**REQUIREMENTS**
Transcribe every line exactly and omit anything that is a picture.

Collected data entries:
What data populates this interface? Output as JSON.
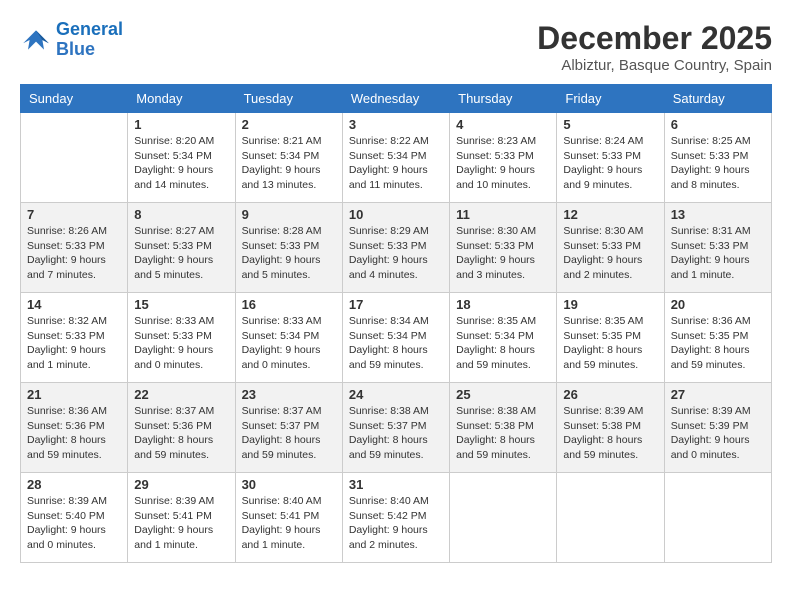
{
  "logo": {
    "line1": "General",
    "line2": "Blue"
  },
  "title": "December 2025",
  "location": "Albiztur, Basque Country, Spain",
  "days_of_week": [
    "Sunday",
    "Monday",
    "Tuesday",
    "Wednesday",
    "Thursday",
    "Friday",
    "Saturday"
  ],
  "weeks": [
    [
      {
        "day": "",
        "info": ""
      },
      {
        "day": "1",
        "info": "Sunrise: 8:20 AM\nSunset: 5:34 PM\nDaylight: 9 hours\nand 14 minutes."
      },
      {
        "day": "2",
        "info": "Sunrise: 8:21 AM\nSunset: 5:34 PM\nDaylight: 9 hours\nand 13 minutes."
      },
      {
        "day": "3",
        "info": "Sunrise: 8:22 AM\nSunset: 5:34 PM\nDaylight: 9 hours\nand 11 minutes."
      },
      {
        "day": "4",
        "info": "Sunrise: 8:23 AM\nSunset: 5:33 PM\nDaylight: 9 hours\nand 10 minutes."
      },
      {
        "day": "5",
        "info": "Sunrise: 8:24 AM\nSunset: 5:33 PM\nDaylight: 9 hours\nand 9 minutes."
      },
      {
        "day": "6",
        "info": "Sunrise: 8:25 AM\nSunset: 5:33 PM\nDaylight: 9 hours\nand 8 minutes."
      }
    ],
    [
      {
        "day": "7",
        "info": "Sunrise: 8:26 AM\nSunset: 5:33 PM\nDaylight: 9 hours\nand 7 minutes."
      },
      {
        "day": "8",
        "info": "Sunrise: 8:27 AM\nSunset: 5:33 PM\nDaylight: 9 hours\nand 5 minutes."
      },
      {
        "day": "9",
        "info": "Sunrise: 8:28 AM\nSunset: 5:33 PM\nDaylight: 9 hours\nand 5 minutes."
      },
      {
        "day": "10",
        "info": "Sunrise: 8:29 AM\nSunset: 5:33 PM\nDaylight: 9 hours\nand 4 minutes."
      },
      {
        "day": "11",
        "info": "Sunrise: 8:30 AM\nSunset: 5:33 PM\nDaylight: 9 hours\nand 3 minutes."
      },
      {
        "day": "12",
        "info": "Sunrise: 8:30 AM\nSunset: 5:33 PM\nDaylight: 9 hours\nand 2 minutes."
      },
      {
        "day": "13",
        "info": "Sunrise: 8:31 AM\nSunset: 5:33 PM\nDaylight: 9 hours\nand 1 minute."
      }
    ],
    [
      {
        "day": "14",
        "info": "Sunrise: 8:32 AM\nSunset: 5:33 PM\nDaylight: 9 hours\nand 1 minute."
      },
      {
        "day": "15",
        "info": "Sunrise: 8:33 AM\nSunset: 5:33 PM\nDaylight: 9 hours\nand 0 minutes."
      },
      {
        "day": "16",
        "info": "Sunrise: 8:33 AM\nSunset: 5:34 PM\nDaylight: 9 hours\nand 0 minutes."
      },
      {
        "day": "17",
        "info": "Sunrise: 8:34 AM\nSunset: 5:34 PM\nDaylight: 8 hours\nand 59 minutes."
      },
      {
        "day": "18",
        "info": "Sunrise: 8:35 AM\nSunset: 5:34 PM\nDaylight: 8 hours\nand 59 minutes."
      },
      {
        "day": "19",
        "info": "Sunrise: 8:35 AM\nSunset: 5:35 PM\nDaylight: 8 hours\nand 59 minutes."
      },
      {
        "day": "20",
        "info": "Sunrise: 8:36 AM\nSunset: 5:35 PM\nDaylight: 8 hours\nand 59 minutes."
      }
    ],
    [
      {
        "day": "21",
        "info": "Sunrise: 8:36 AM\nSunset: 5:36 PM\nDaylight: 8 hours\nand 59 minutes."
      },
      {
        "day": "22",
        "info": "Sunrise: 8:37 AM\nSunset: 5:36 PM\nDaylight: 8 hours\nand 59 minutes."
      },
      {
        "day": "23",
        "info": "Sunrise: 8:37 AM\nSunset: 5:37 PM\nDaylight: 8 hours\nand 59 minutes."
      },
      {
        "day": "24",
        "info": "Sunrise: 8:38 AM\nSunset: 5:37 PM\nDaylight: 8 hours\nand 59 minutes."
      },
      {
        "day": "25",
        "info": "Sunrise: 8:38 AM\nSunset: 5:38 PM\nDaylight: 8 hours\nand 59 minutes."
      },
      {
        "day": "26",
        "info": "Sunrise: 8:39 AM\nSunset: 5:38 PM\nDaylight: 8 hours\nand 59 minutes."
      },
      {
        "day": "27",
        "info": "Sunrise: 8:39 AM\nSunset: 5:39 PM\nDaylight: 9 hours\nand 0 minutes."
      }
    ],
    [
      {
        "day": "28",
        "info": "Sunrise: 8:39 AM\nSunset: 5:40 PM\nDaylight: 9 hours\nand 0 minutes."
      },
      {
        "day": "29",
        "info": "Sunrise: 8:39 AM\nSunset: 5:41 PM\nDaylight: 9 hours\nand 1 minute."
      },
      {
        "day": "30",
        "info": "Sunrise: 8:40 AM\nSunset: 5:41 PM\nDaylight: 9 hours\nand 1 minute."
      },
      {
        "day": "31",
        "info": "Sunrise: 8:40 AM\nSunset: 5:42 PM\nDaylight: 9 hours\nand 2 minutes."
      },
      {
        "day": "",
        "info": ""
      },
      {
        "day": "",
        "info": ""
      },
      {
        "day": "",
        "info": ""
      }
    ]
  ]
}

**ANSWER**
What data populates this interface? Output as JSON.
{
  "logo": {
    "line1": "General",
    "line2": "Blue"
  },
  "title": "December 2025",
  "location": "Albiztur, Basque Country, Spain",
  "days_of_week": [
    "Sunday",
    "Monday",
    "Tuesday",
    "Wednesday",
    "Thursday",
    "Friday",
    "Saturday"
  ],
  "weeks": [
    [
      {
        "day": "",
        "info": ""
      },
      {
        "day": "1",
        "info": "Sunrise: 8:20 AM\nSunset: 5:34 PM\nDaylight: 9 hours\nand 14 minutes."
      },
      {
        "day": "2",
        "info": "Sunrise: 8:21 AM\nSunset: 5:34 PM\nDaylight: 9 hours\nand 13 minutes."
      },
      {
        "day": "3",
        "info": "Sunrise: 8:22 AM\nSunset: 5:34 PM\nDaylight: 9 hours\nand 11 minutes."
      },
      {
        "day": "4",
        "info": "Sunrise: 8:23 AM\nSunset: 5:33 PM\nDaylight: 9 hours\nand 10 minutes."
      },
      {
        "day": "5",
        "info": "Sunrise: 8:24 AM\nSunset: 5:33 PM\nDaylight: 9 hours\nand 9 minutes."
      },
      {
        "day": "6",
        "info": "Sunrise: 8:25 AM\nSunset: 5:33 PM\nDaylight: 9 hours\nand 8 minutes."
      }
    ],
    [
      {
        "day": "7",
        "info": "Sunrise: 8:26 AM\nSunset: 5:33 PM\nDaylight: 9 hours\nand 7 minutes."
      },
      {
        "day": "8",
        "info": "Sunrise: 8:27 AM\nSunset: 5:33 PM\nDaylight: 9 hours\nand 5 minutes."
      },
      {
        "day": "9",
        "info": "Sunrise: 8:28 AM\nSunset: 5:33 PM\nDaylight: 9 hours\nand 5 minutes."
      },
      {
        "day": "10",
        "info": "Sunrise: 8:29 AM\nSunset: 5:33 PM\nDaylight: 9 hours\nand 4 minutes."
      },
      {
        "day": "11",
        "info": "Sunrise: 8:30 AM\nSunset: 5:33 PM\nDaylight: 9 hours\nand 3 minutes."
      },
      {
        "day": "12",
        "info": "Sunrise: 8:30 AM\nSunset: 5:33 PM\nDaylight: 9 hours\nand 2 minutes."
      },
      {
        "day": "13",
        "info": "Sunrise: 8:31 AM\nSunset: 5:33 PM\nDaylight: 9 hours\nand 1 minute."
      }
    ],
    [
      {
        "day": "14",
        "info": "Sunrise: 8:32 AM\nSunset: 5:33 PM\nDaylight: 9 hours\nand 1 minute."
      },
      {
        "day": "15",
        "info": "Sunrise: 8:33 AM\nSunset: 5:33 PM\nDaylight: 9 hours\nand 0 minutes."
      },
      {
        "day": "16",
        "info": "Sunrise: 8:33 AM\nSunset: 5:34 PM\nDaylight: 9 hours\nand 0 minutes."
      },
      {
        "day": "17",
        "info": "Sunrise: 8:34 AM\nSunset: 5:34 PM\nDaylight: 8 hours\nand 59 minutes."
      },
      {
        "day": "18",
        "info": "Sunrise: 8:35 AM\nSunset: 5:34 PM\nDaylight: 8 hours\nand 59 minutes."
      },
      {
        "day": "19",
        "info": "Sunrise: 8:35 AM\nSunset: 5:35 PM\nDaylight: 8 hours\nand 59 minutes."
      },
      {
        "day": "20",
        "info": "Sunrise: 8:36 AM\nSunset: 5:35 PM\nDaylight: 8 hours\nand 59 minutes."
      }
    ],
    [
      {
        "day": "21",
        "info": "Sunrise: 8:36 AM\nSunset: 5:36 PM\nDaylight: 8 hours\nand 59 minutes."
      },
      {
        "day": "22",
        "info": "Sunrise: 8:37 AM\nSunset: 5:36 PM\nDaylight: 8 hours\nand 59 minutes."
      },
      {
        "day": "23",
        "info": "Sunrise: 8:37 AM\nSunset: 5:37 PM\nDaylight: 8 hours\nand 59 minutes."
      },
      {
        "day": "24",
        "info": "Sunrise: 8:38 AM\nSunset: 5:37 PM\nDaylight: 8 hours\nand 59 minutes."
      },
      {
        "day": "25",
        "info": "Sunrise: 8:38 AM\nSunset: 5:38 PM\nDaylight: 8 hours\nand 59 minutes."
      },
      {
        "day": "26",
        "info": "Sunrise: 8:39 AM\nSunset: 5:38 PM\nDaylight: 8 hours\nand 59 minutes."
      },
      {
        "day": "27",
        "info": "Sunrise: 8:39 AM\nSunset: 5:39 PM\nDaylight: 9 hours\nand 0 minutes."
      }
    ],
    [
      {
        "day": "28",
        "info": "Sunrise: 8:39 AM\nSunset: 5:40 PM\nDaylight: 9 hours\nand 0 minutes."
      },
      {
        "day": "29",
        "info": "Sunrise: 8:39 AM\nSunset: 5:41 PM\nDaylight: 9 hours\nand 1 minute."
      },
      {
        "day": "30",
        "info": "Sunrise: 8:40 AM\nSunset: 5:41 PM\nDaylight: 9 hours\nand 1 minute."
      },
      {
        "day": "31",
        "info": "Sunrise: 8:40 AM\nSunset: 5:42 PM\nDaylight: 9 hours\nand 2 minutes."
      },
      {
        "day": "",
        "info": ""
      },
      {
        "day": "",
        "info": ""
      },
      {
        "day": "",
        "info": ""
      }
    ]
  ]
}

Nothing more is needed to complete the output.